→ Problem to work on
Compute how many lines in the entries below contain "Квест", and output nothing but the number.

→ Data rows
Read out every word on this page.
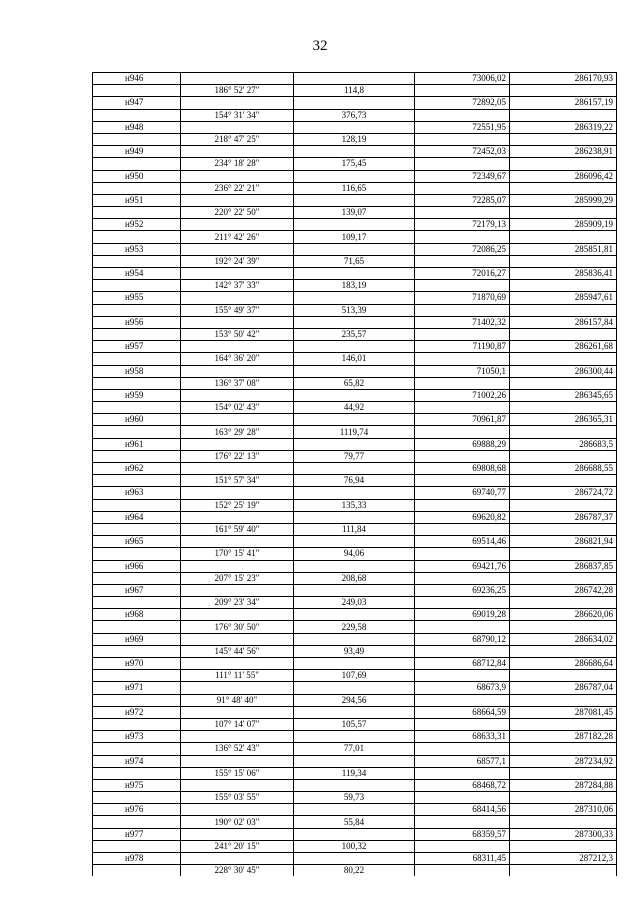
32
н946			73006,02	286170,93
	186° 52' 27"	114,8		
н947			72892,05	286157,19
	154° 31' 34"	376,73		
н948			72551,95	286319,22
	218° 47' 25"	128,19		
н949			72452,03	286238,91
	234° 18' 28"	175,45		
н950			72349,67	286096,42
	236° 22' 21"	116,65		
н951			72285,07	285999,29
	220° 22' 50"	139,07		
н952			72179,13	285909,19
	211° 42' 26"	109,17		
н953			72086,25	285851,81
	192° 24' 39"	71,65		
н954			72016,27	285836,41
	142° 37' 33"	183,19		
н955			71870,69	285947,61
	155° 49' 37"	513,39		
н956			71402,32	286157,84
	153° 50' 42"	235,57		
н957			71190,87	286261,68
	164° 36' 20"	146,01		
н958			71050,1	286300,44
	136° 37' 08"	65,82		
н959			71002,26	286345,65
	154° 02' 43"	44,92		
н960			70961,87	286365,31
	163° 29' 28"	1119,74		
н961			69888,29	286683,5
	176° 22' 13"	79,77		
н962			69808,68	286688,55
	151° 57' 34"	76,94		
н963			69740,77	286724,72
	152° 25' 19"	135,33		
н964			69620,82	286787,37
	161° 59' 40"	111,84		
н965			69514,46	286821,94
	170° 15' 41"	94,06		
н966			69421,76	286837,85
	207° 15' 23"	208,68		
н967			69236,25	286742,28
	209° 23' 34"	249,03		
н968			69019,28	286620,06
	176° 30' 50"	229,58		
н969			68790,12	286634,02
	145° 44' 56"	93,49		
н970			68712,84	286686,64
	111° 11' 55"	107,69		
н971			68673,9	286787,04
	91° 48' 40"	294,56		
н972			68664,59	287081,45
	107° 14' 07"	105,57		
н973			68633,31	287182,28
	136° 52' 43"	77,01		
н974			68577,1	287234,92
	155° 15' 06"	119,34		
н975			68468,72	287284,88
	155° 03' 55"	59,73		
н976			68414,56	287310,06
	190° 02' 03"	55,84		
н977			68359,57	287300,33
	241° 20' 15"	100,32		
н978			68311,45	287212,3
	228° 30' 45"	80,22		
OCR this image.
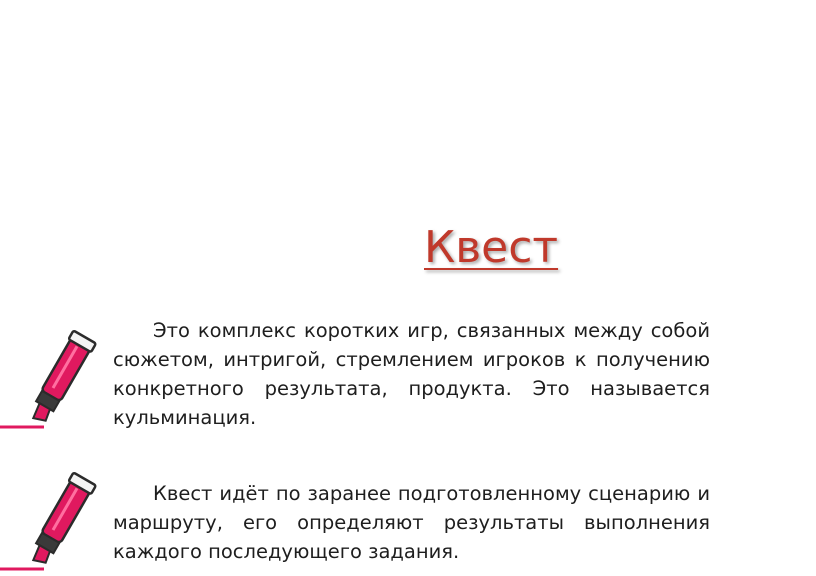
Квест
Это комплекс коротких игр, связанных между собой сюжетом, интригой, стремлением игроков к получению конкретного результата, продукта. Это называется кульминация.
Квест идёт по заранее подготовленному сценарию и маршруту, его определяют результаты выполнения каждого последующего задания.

→ Response for this exercise
2